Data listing
++++++++++

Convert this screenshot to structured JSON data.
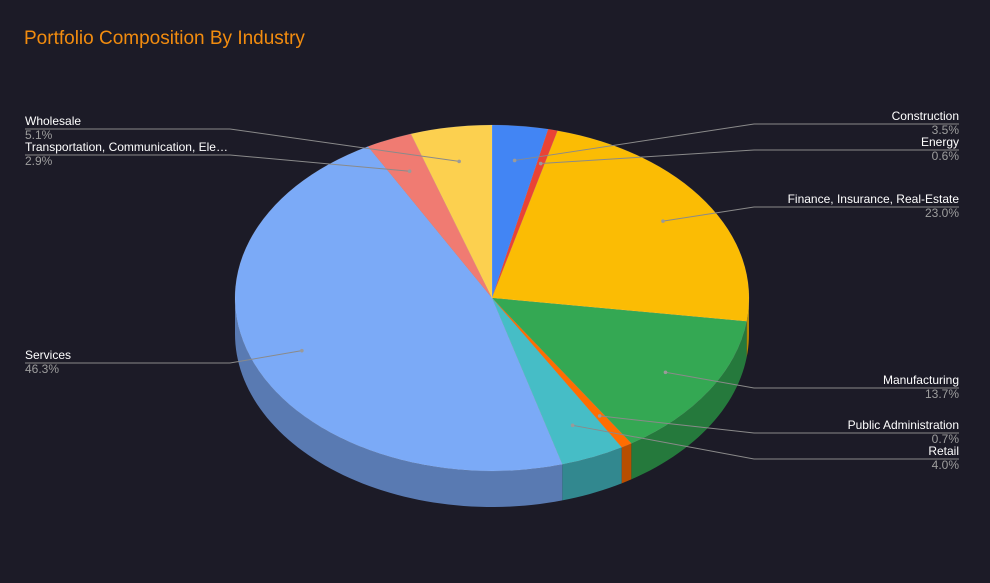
{
  "chart_data": {
    "type": "pie",
    "title": "Portfolio Composition By Industry",
    "colors": {
      "title": "#f28c0f",
      "background": "#1c1b27",
      "leader_line": "#8a8a8a",
      "label_name": "#ffffff",
      "label_pct": "#9e9e9e"
    },
    "slices": [
      {
        "label": "Construction",
        "value": 3.5,
        "pct_label": "3.5%",
        "color": "#4285f4",
        "side": "right"
      },
      {
        "label": "Energy",
        "value": 0.6,
        "pct_label": "0.6%",
        "color": "#ea4335",
        "side": "right"
      },
      {
        "label": "Finance, Insurance, Real-Estate",
        "value": 23.0,
        "pct_label": "23.0%",
        "color": "#fbbc04",
        "side": "right"
      },
      {
        "label": "Manufacturing",
        "value": 13.7,
        "pct_label": "13.7%",
        "color": "#34a853",
        "side": "right"
      },
      {
        "label": "Public Administration",
        "value": 0.7,
        "pct_label": "0.7%",
        "color": "#ff6d01",
        "side": "right"
      },
      {
        "label": "Retail",
        "value": 4.0,
        "pct_label": "4.0%",
        "color": "#46bdc6",
        "side": "right"
      },
      {
        "label": "Services",
        "value": 46.3,
        "pct_label": "46.3%",
        "color": "#7baaf7",
        "side": "left"
      },
      {
        "label": "Transportation, Communication, Ele…",
        "value": 2.9,
        "pct_label": "2.9%",
        "color": "#f07b72",
        "side": "left"
      },
      {
        "label": "Wholesale",
        "value": 5.1,
        "pct_label": "5.1%",
        "color": "#fcd04f",
        "side": "left"
      }
    ]
  }
}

++++++++++

* [What to work on] Go through the entries above and count the lines containing the word "value"; give only that count.

* [Completed task] 9